> **GIVEN EXERCISE**
Please quote every line word for word.

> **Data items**
☆ ☆ ☆ ☆
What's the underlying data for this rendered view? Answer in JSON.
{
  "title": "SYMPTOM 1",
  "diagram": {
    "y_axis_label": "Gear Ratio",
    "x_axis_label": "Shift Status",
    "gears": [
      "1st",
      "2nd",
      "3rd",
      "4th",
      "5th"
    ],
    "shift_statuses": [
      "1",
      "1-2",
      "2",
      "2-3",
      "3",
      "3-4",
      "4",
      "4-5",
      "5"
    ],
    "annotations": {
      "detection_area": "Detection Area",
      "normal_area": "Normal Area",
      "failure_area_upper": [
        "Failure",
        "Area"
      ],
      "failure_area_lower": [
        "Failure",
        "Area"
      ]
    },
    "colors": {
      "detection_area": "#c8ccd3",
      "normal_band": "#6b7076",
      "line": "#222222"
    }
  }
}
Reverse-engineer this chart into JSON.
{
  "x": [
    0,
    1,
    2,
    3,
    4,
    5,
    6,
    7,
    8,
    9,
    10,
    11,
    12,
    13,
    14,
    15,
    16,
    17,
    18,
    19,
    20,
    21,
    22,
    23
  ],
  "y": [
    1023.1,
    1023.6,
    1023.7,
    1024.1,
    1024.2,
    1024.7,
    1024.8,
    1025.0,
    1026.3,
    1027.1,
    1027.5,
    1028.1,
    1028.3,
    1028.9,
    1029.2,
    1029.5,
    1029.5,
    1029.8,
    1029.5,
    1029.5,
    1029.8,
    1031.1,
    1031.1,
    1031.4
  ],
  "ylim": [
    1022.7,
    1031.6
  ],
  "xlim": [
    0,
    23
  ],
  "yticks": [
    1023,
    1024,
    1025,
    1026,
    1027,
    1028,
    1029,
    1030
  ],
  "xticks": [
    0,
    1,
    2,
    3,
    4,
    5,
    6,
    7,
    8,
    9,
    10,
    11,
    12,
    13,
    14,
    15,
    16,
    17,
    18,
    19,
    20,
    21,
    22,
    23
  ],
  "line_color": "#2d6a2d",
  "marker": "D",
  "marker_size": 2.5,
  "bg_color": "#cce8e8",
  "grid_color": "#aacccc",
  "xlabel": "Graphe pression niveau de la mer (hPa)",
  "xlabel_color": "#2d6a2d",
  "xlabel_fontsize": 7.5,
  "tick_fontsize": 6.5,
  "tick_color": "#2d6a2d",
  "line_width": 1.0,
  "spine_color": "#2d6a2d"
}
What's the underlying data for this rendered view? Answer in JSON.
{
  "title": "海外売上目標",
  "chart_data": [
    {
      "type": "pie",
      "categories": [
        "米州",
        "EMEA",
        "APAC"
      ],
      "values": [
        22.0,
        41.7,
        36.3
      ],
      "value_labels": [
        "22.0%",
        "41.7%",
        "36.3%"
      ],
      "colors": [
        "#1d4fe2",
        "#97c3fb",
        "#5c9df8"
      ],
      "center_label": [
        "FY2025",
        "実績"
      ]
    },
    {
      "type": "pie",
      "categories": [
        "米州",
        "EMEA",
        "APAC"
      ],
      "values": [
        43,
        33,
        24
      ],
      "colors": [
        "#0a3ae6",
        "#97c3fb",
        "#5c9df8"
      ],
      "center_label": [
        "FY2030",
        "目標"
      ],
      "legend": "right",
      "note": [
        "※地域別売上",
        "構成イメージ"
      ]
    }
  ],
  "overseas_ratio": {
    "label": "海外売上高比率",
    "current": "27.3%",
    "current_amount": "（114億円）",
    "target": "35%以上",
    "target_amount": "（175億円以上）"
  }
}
☆ ☆ ☆ ☆
> **ANSWER TO THE PROBLEM**
What's the underlying data for this rendered view? Answer in JSON.
{
  "title": "SYMPTOM 1",
  "diagram": {
    "y_axis_label": "Gear Ratio",
    "x_axis_label": "Shift Status",
    "gears": [
      "1st",
      "2nd",
      "3rd",
      "4th",
      "5th"
    ],
    "shift_statuses": [
      "1",
      "1-2",
      "2",
      "2-3",
      "3",
      "3-4",
      "4",
      "4-5",
      "5"
    ],
    "annotations": {
      "detection_area": "Detection Area",
      "normal_area": "Normal Area",
      "failure_area_upper": [
        "Failure",
        "Area"
      ],
      "failure_area_lower": [
        "Failure",
        "Area"
      ]
    },
    "colors": {
      "detection_area": "#c8ccd3",
      "normal_band": "#6b7076",
      "line": "#222222"
    }
  }
}
Reverse-engineer this chart into JSON.
{
  "x": [
    0,
    1,
    2,
    3,
    4,
    5,
    6,
    7,
    8,
    9,
    10,
    11,
    12,
    13,
    14,
    15,
    16,
    17,
    18,
    19,
    20,
    21,
    22,
    23
  ],
  "y": [
    1023.1,
    1023.6,
    1023.7,
    1024.1,
    1024.2,
    1024.7,
    1024.8,
    1025.0,
    1026.3,
    1027.1,
    1027.5,
    1028.1,
    1028.3,
    1028.9,
    1029.2,
    1029.5,
    1029.5,
    1029.8,
    1029.5,
    1029.5,
    1029.8,
    1031.1,
    1031.1,
    1031.4
  ],
  "ylim": [
    1022.7,
    1031.6
  ],
  "xlim": [
    0,
    23
  ],
  "yticks": [
    1023,
    1024,
    1025,
    1026,
    1027,
    1028,
    1029,
    1030
  ],
  "xticks": [
    0,
    1,
    2,
    3,
    4,
    5,
    6,
    7,
    8,
    9,
    10,
    11,
    12,
    13,
    14,
    15,
    16,
    17,
    18,
    19,
    20,
    21,
    22,
    23
  ],
  "line_color": "#2d6a2d",
  "marker": "D",
  "marker_size": 2.5,
  "bg_color": "#cce8e8",
  "grid_color": "#aacccc",
  "xlabel": "Graphe pression niveau de la mer (hPa)",
  "xlabel_color": "#2d6a2d",
  "xlabel_fontsize": 7.5,
  "tick_fontsize": 6.5,
  "tick_color": "#2d6a2d",
  "line_width": 1.0,
  "spine_color": "#2d6a2d"
}
What's the underlying data for this rendered view? Answer in JSON.
{
  "title": "海外売上目標",
  "chart_data": [
    {
      "type": "pie",
      "categories": [
        "米州",
        "EMEA",
        "APAC"
      ],
      "values": [
        22.0,
        41.7,
        36.3
      ],
      "value_labels": [
        "22.0%",
        "41.7%",
        "36.3%"
      ],
      "colors": [
        "#1d4fe2",
        "#97c3fb",
        "#5c9df8"
      ],
      "center_label": [
        "FY2025",
        "実績"
      ]
    },
    {
      "type": "pie",
      "categories": [
        "米州",
        "EMEA",
        "APAC"
      ],
      "values": [
        43,
        33,
        24
      ],
      "colors": [
        "#0a3ae6",
        "#97c3fb",
        "#5c9df8"
      ],
      "center_label": [
        "FY2030",
        "目標"
      ],
      "legend": "right",
      "note": [
        "※地域別売上",
        "構成イメージ"
      ]
    }
  ],
  "overseas_ratio": {
    "label": "海外売上高比率",
    "current": "27.3%",
    "current_amount": "（114億円）",
    "target": "35%以上",
    "target_amount": "（175億円以上）"
  }
}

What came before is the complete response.